--- Given data Enclosed Below ---

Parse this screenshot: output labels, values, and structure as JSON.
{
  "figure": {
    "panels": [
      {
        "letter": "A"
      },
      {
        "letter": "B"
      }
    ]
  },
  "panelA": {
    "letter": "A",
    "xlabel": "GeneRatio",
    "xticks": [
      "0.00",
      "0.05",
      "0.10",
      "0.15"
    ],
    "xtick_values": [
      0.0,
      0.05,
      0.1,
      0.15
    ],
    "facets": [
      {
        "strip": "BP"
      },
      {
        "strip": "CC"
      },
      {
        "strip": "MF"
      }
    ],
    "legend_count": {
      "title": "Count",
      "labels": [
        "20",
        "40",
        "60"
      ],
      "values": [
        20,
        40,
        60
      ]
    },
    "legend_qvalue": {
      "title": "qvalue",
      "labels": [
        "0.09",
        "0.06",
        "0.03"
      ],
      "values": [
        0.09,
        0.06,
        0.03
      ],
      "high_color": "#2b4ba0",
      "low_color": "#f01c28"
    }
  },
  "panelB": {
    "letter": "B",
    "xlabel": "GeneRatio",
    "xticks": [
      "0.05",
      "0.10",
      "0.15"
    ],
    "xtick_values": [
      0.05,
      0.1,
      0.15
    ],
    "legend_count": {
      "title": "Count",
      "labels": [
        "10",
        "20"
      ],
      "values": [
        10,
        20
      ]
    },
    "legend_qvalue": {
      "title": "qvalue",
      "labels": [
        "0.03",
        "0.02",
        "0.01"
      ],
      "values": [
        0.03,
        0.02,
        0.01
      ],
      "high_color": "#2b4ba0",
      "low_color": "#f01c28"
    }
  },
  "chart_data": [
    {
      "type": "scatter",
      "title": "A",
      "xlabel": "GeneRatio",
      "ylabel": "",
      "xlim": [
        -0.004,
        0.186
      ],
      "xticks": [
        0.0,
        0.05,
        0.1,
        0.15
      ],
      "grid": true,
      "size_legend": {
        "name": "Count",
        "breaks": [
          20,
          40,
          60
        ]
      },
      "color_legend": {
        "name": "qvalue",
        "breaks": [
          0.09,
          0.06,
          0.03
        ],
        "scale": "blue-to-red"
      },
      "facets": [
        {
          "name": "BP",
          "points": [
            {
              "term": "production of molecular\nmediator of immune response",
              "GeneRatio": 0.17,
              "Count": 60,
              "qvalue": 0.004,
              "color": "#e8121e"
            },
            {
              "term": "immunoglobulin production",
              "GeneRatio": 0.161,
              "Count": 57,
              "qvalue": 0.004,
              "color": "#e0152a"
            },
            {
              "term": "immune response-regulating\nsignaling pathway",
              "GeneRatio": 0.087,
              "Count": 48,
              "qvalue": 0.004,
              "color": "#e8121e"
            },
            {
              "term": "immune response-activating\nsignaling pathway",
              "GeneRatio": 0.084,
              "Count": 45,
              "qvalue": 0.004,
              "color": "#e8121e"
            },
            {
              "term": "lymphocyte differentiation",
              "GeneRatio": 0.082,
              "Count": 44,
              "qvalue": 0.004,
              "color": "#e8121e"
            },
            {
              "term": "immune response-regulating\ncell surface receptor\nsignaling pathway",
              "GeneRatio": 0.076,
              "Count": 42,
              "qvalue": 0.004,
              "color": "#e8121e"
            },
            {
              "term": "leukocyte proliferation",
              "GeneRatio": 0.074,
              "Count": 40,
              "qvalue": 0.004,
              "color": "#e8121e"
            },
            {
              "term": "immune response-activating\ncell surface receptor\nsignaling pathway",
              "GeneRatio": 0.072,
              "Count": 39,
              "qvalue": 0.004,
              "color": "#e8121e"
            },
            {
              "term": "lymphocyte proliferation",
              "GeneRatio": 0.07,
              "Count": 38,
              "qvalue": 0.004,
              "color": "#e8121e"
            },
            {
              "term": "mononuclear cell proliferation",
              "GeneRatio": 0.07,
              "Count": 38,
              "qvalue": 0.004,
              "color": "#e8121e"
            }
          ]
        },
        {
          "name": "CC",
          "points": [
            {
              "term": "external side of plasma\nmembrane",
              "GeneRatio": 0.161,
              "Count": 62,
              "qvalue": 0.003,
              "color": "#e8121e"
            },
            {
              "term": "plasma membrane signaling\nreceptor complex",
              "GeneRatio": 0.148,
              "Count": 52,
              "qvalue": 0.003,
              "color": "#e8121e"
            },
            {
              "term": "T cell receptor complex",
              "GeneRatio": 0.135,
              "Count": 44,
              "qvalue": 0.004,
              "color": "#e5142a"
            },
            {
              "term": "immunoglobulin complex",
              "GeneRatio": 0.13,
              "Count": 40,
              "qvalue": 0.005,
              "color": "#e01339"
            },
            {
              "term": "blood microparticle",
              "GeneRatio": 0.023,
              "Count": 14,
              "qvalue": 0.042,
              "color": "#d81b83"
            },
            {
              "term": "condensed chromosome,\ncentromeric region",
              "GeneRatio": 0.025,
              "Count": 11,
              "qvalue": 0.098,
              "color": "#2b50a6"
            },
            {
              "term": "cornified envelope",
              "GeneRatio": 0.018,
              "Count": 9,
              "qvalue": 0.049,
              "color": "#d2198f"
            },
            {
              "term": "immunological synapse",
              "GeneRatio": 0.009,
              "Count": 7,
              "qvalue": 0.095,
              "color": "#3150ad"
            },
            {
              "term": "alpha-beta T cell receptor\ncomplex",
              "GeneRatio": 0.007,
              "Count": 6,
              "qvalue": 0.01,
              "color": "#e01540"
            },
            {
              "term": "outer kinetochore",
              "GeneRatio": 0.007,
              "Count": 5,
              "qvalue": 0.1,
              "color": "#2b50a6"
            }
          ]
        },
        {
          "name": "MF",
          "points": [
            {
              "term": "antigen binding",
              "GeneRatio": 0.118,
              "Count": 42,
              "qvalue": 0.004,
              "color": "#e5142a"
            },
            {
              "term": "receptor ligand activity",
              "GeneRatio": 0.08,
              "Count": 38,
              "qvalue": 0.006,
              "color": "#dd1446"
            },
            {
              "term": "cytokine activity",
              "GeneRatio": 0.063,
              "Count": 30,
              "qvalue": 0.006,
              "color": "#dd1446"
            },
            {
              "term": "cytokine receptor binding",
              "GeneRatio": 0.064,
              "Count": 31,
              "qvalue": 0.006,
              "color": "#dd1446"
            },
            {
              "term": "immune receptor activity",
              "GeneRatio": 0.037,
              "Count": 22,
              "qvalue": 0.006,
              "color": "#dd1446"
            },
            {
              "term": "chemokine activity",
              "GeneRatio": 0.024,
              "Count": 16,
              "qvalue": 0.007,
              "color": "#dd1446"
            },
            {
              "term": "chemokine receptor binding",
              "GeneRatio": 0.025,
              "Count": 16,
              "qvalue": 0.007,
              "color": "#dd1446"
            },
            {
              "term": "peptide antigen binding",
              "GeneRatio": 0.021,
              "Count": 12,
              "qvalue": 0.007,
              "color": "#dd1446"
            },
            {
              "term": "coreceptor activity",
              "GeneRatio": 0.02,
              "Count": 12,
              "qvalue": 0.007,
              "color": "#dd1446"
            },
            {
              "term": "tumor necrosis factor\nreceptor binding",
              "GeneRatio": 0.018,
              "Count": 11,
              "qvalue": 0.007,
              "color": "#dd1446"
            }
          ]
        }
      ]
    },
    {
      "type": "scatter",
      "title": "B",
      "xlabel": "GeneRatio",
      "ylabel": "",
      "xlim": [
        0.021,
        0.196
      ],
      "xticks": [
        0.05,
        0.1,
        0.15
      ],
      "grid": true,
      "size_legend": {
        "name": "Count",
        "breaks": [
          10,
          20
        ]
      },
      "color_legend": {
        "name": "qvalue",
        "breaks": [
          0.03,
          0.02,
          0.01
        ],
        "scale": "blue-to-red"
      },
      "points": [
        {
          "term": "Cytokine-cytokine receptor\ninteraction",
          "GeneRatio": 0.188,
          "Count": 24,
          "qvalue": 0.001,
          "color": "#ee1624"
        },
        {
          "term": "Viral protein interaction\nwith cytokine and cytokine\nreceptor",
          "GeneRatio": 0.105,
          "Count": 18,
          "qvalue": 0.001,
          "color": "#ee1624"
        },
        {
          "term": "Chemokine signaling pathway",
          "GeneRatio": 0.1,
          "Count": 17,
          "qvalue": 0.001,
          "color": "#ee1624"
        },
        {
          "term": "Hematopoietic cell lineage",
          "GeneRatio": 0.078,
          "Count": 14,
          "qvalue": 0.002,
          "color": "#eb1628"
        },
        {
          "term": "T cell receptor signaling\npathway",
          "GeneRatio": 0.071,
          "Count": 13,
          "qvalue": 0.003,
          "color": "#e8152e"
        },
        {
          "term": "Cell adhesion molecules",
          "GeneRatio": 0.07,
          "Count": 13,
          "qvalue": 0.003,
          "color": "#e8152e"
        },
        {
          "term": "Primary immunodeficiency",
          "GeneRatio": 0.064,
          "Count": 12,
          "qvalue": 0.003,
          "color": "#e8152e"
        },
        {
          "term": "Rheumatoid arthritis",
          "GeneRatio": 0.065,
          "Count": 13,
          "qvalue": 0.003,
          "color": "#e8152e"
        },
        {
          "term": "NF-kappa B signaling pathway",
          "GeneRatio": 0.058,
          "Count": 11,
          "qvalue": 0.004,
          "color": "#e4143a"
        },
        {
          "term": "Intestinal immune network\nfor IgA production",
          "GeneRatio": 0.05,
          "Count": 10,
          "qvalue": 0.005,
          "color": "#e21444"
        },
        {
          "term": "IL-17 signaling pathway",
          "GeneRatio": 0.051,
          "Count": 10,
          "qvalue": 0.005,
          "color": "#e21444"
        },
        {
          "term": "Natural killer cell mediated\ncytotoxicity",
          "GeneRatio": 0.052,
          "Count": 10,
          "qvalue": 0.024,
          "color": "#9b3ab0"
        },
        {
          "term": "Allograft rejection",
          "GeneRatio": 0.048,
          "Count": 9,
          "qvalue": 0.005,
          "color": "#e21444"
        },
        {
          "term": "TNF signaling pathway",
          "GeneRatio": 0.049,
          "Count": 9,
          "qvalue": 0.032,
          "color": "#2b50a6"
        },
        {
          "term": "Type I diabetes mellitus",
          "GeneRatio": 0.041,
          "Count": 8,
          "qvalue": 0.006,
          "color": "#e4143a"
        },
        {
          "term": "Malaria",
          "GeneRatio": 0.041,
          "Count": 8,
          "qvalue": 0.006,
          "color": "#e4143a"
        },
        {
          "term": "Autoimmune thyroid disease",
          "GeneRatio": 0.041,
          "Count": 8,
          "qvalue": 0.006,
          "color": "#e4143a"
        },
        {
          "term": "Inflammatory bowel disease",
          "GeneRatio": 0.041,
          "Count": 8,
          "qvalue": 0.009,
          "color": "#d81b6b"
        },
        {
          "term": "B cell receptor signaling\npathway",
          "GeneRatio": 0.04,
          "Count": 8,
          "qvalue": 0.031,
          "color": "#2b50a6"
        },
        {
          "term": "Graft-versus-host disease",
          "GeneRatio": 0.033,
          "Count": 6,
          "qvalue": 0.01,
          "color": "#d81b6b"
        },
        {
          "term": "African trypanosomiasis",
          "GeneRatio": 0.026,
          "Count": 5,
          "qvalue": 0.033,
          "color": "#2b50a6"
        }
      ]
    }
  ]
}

--- End of Enclosed Given data ---

### What you will do
Search the data above for the word "activating". Copy each line it is in.

### Task answer
              "term": "immune response-activating\nsignaling pathway",
              "term": "immune response-activating\ncell surface receptor\nsignaling pathway",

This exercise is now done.